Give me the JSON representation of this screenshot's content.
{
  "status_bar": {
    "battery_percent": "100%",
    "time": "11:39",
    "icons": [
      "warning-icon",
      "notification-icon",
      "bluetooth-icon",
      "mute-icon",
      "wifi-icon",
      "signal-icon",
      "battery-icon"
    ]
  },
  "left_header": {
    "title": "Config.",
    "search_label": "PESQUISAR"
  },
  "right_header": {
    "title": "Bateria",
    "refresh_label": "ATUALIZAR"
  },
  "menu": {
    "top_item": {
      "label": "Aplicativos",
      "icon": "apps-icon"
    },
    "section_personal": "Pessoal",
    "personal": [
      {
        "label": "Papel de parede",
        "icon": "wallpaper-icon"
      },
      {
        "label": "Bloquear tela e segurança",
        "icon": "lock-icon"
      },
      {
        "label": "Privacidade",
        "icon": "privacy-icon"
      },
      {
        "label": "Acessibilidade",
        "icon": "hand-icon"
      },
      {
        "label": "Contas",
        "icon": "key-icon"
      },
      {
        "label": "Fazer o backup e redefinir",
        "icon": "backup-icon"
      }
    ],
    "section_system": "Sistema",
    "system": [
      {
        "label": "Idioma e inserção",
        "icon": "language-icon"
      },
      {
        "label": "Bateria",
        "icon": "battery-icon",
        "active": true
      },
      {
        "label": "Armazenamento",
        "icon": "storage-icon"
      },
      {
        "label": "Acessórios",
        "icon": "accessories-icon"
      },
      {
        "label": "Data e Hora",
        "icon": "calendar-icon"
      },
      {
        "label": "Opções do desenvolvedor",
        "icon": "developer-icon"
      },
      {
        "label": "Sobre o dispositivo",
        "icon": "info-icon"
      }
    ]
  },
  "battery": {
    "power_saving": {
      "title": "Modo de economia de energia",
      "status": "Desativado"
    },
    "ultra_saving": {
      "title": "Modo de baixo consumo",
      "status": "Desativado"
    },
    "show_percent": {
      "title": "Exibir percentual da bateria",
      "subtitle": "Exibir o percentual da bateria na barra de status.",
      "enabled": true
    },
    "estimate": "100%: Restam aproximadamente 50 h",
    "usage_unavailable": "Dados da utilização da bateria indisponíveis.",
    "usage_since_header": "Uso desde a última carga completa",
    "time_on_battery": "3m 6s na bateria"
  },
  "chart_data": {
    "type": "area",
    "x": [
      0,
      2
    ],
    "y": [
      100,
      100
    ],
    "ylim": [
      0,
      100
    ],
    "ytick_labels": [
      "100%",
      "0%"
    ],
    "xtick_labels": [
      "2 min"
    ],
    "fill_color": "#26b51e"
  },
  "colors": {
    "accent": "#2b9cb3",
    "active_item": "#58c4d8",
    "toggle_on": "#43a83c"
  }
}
============
**Exercise task**
Can you restate every record above word for word?

**Solution**
Give me the JSON representation of this screenshot's content.
{
  "status_bar": {
    "battery_percent": "100%",
    "time": "11:39",
    "icons": [
      "warning-icon",
      "notification-icon",
      "bluetooth-icon",
      "mute-icon",
      "wifi-icon",
      "signal-icon",
      "battery-icon"
    ]
  },
  "left_header": {
    "title": "Config.",
    "search_label": "PESQUISAR"
  },
  "right_header": {
    "title": "Bateria",
    "refresh_label": "ATUALIZAR"
  },
  "menu": {
    "top_item": {
      "label": "Aplicativos",
      "icon": "apps-icon"
    },
    "section_personal": "Pessoal",
    "personal": [
      {
        "label": "Papel de parede",
        "icon": "wallpaper-icon"
      },
      {
        "label": "Bloquear tela e segurança",
        "icon": "lock-icon"
      },
      {
        "label": "Privacidade",
        "icon": "privacy-icon"
      },
      {
        "label": "Acessibilidade",
        "icon": "hand-icon"
      },
      {
        "label": "Contas",
        "icon": "key-icon"
      },
      {
        "label": "Fazer o backup e redefinir",
        "icon": "backup-icon"
      }
    ],
    "section_system": "Sistema",
    "system": [
      {
        "label": "Idioma e inserção",
        "icon": "language-icon"
      },
      {
        "label": "Bateria",
        "icon": "battery-icon",
        "active": true
      },
      {
        "label": "Armazenamento",
        "icon": "storage-icon"
      },
      {
        "label": "Acessórios",
        "icon": "accessories-icon"
      },
      {
        "label": "Data e Hora",
        "icon": "calendar-icon"
      },
      {
        "label": "Opções do desenvolvedor",
        "icon": "developer-icon"
      },
      {
        "label": "Sobre o dispositivo",
        "icon": "info-icon"
      }
    ]
  },
  "battery": {
    "power_saving": {
      "title": "Modo de economia de energia",
      "status": "Desativado"
    },
    "ultra_saving": {
      "title": "Modo de baixo consumo",
      "status": "Desativado"
    },
    "show_percent": {
      "title": "Exibir percentual da bateria",
      "subtitle": "Exibir o percentual da bateria na barra de status.",
      "enabled": true
    },
    "estimate": "100%: Restam aproximadamente 50 h",
    "usage_unavailable": "Dados da utilização da bateria indisponíveis.",
    "usage_since_header": "Uso desde a última carga completa",
    "time_on_battery": "3m 6s na bateria"
  },
  "chart_data": {
    "type": "area",
    "x": [
      0,
      2
    ],
    "y": [
      100,
      100
    ],
    "ylim": [
      0,
      100
    ],
    "ytick_labels": [
      "100%",
      "0%"
    ],
    "xtick_labels": [
      "2 min"
    ],
    "fill_color": "#26b51e"
  },
  "colors": {
    "accent": "#2b9cb3",
    "active_item": "#58c4d8",
    "toggle_on": "#43a83c"
  }
}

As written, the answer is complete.